> Task requirements
Quote the listing in full, exactly as given, minus any pictures.

> Data excerpts
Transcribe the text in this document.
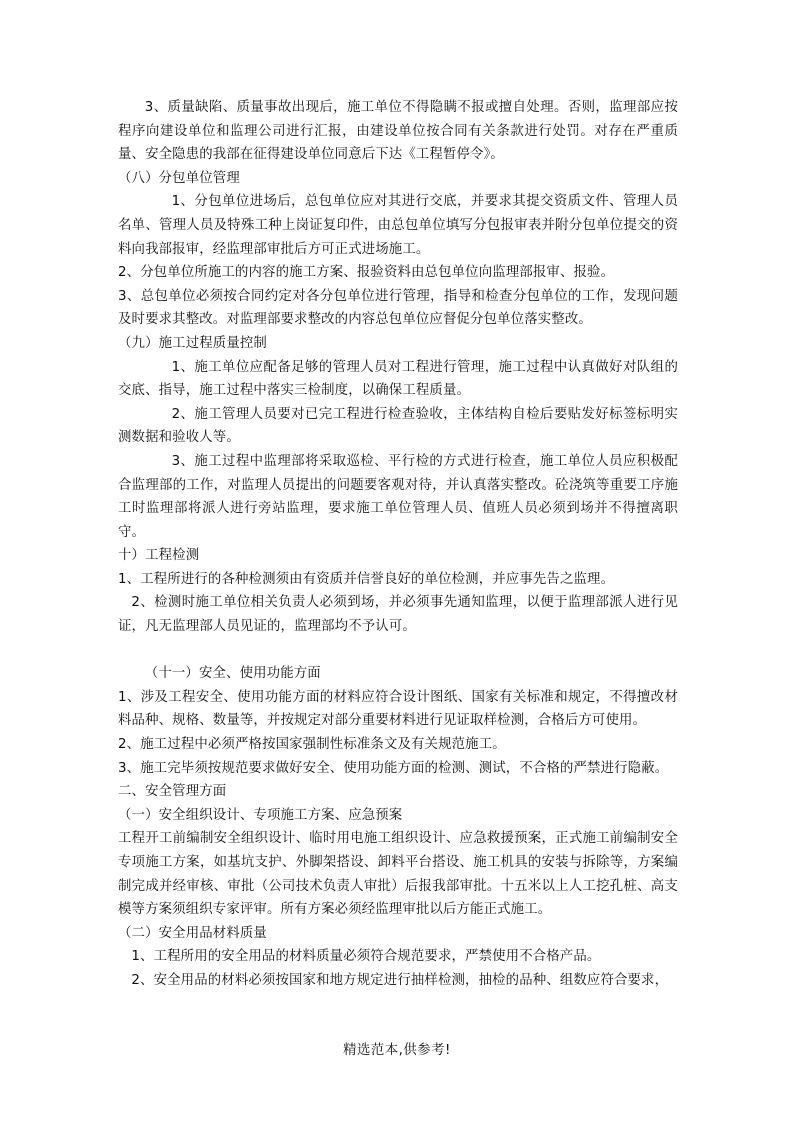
3、质量缺陷、质量事故出现后，施工单位不得隐瞒不报或擅自处理。否则，监理部应按程序向建设单位和监理公司进行汇报，由建设单位按合同有关条款进行处罚。对存在严重质量、安全隐患的我部在征得建设单位同意后下达《工程暂停令》。

（八）分包单位管理

1、分包单位进场后，总包单位应对其进行交底，并要求其提交资质文件、管理人员名单、管理人员及特殊工种上岗证复印件，由总包单位填写分包报审表并附分包单位提交的资料向我部报审，经监理部审批后方可正式进场施工。

2、分包单位所施工的内容的施工方案、报验资料由总包单位向监理部报审、报验。

3、总包单位必须按合同约定对各分包单位进行管理，指导和检查分包单位的工作，发现问题及时要求其整改。对监理部要求整改的内容总包单位应督促分包单位落实整改。

（九）施工过程质量控制

1、施工单位应配备足够的管理人员对工程进行管理，施工过程中认真做好对队组的交底、指导，施工过程中落实三检制度，以确保工程质量。

2、施工管理人员要对已完工程进行检查验收，主体结构自检后要贴发好标签标明实测数据和验收人等。

3、施工过程中监理部将采取巡检、平行检的方式进行检查，施工单位人员应积极配合监理部的工作，对监理人员提出的问题要客观对待，并认真落实整改。砼浇筑等重要工序施工时监理部将派人进行旁站监理，要求施工单位管理人员、值班人员必须到场并不得擅离职守。

十）工程检测

1、工程所进行的各种检测须由有资质并信誉良好的单位检测，并应事先告之监理。

2、检测时施工单位相关负责人必须到场，并必须事先通知监理，以便于监理部派人进行见证，凡无监理部人员见证的，监理部均不予认可。

（十一）安全、使用功能方面

1、涉及工程安全、使用功能方面的材料应符合设计图纸、国家有关标准和规定，不得擅改材料品种、规格、数量等，并按规定对部分重要材料进行见证取样检测，合格后方可使用。

2、施工过程中必须严格按国家强制性标准条文及有关规范施工。

3、施工完毕须按规范要求做好安全、使用功能方面的检测、测试，不合格的严禁进行隐蔽。

二、安全管理方面

（一）安全组织设计、专项施工方案、应急预案

工程开工前编制安全组织设计、临时用电施工组织设计、应急救援预案，正式施工前编制安全专项施工方案，如基坑支护、外脚架搭设、卸料平台搭设、施工机具的安装与拆除等，方案编制完成并经审核、审批（公司技术负责人审批）后报我部审批。十五米以上人工挖孔桩、高支模等方案须组织专家评审。所有方案必须经监理审批以后方能正式施工。

（二）安全用品材料质量

1、工程所用的安全用品的材料质量必须符合规范要求，严禁使用不合格产品。

2、安全用品的材料必须按国家和地方规定进行抽样检测，抽检的品种、组数应符合要求，

精选范本,供参考!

> Answer
Transcribe the text in this document.
3、质量缺陷、质量事故出现后，施工单位不得隐瞒不报或擅自处理。否则，监理部应按程序向建设单位和监理公司进行汇报，由建设单位按合同有关条款进行处罚。对存在严重质量、安全隐患的我部在征得建设单位同意后下达《工程暂停令》。

（八）分包单位管理

1、分包单位进场后，总包单位应对其进行交底，并要求其提交资质文件、管理人员名单、管理人员及特殊工种上岗证复印件，由总包单位填写分包报审表并附分包单位提交的资料向我部报审，经监理部审批后方可正式进场施工。

2、分包单位所施工的内容的施工方案、报验资料由总包单位向监理部报审、报验。

3、总包单位必须按合同约定对各分包单位进行管理，指导和检查分包单位的工作，发现问题及时要求其整改。对监理部要求整改的内容总包单位应督促分包单位落实整改。

（九）施工过程质量控制

1、施工单位应配备足够的管理人员对工程进行管理，施工过程中认真做好对队组的交底、指导，施工过程中落实三检制度，以确保工程质量。

2、施工管理人员要对已完工程进行检查验收，主体结构自检后要贴发好标签标明实测数据和验收人等。

3、施工过程中监理部将采取巡检、平行检的方式进行检查，施工单位人员应积极配合监理部的工作，对监理人员提出的问题要客观对待，并认真落实整改。砼浇筑等重要工序施工时监理部将派人进行旁站监理，要求施工单位管理人员、值班人员必须到场并不得擅离职守。

十）工程检测

1、工程所进行的各种检测须由有资质并信誉良好的单位检测，并应事先告之监理。

2、检测时施工单位相关负责人必须到场，并必须事先通知监理，以便于监理部派人进行见证，凡无监理部人员见证的，监理部均不予认可。

（十一）安全、使用功能方面

1、涉及工程安全、使用功能方面的材料应符合设计图纸、国家有关标准和规定，不得擅改材料品种、规格、数量等，并按规定对部分重要材料进行见证取样检测，合格后方可使用。

2、施工过程中必须严格按国家强制性标准条文及有关规范施工。

3、施工完毕须按规范要求做好安全、使用功能方面的检测、测试，不合格的严禁进行隐蔽。

二、安全管理方面

（一）安全组织设计、专项施工方案、应急预案

工程开工前编制安全组织设计、临时用电施工组织设计、应急救援预案，正式施工前编制安全专项施工方案，如基坑支护、外脚架搭设、卸料平台搭设、施工机具的安装与拆除等，方案编制完成并经审核、审批（公司技术负责人审批）后报我部审批。十五米以上人工挖孔桩、高支模等方案须组织专家评审。所有方案必须经监理审批以后方能正式施工。

（二）安全用品材料质量

1、工程所用的安全用品的材料质量必须符合规范要求，严禁使用不合格产品。

2、安全用品的材料必须按国家和地方规定进行抽样检测，抽检的品种、组数应符合要求，

精选范本,供参考!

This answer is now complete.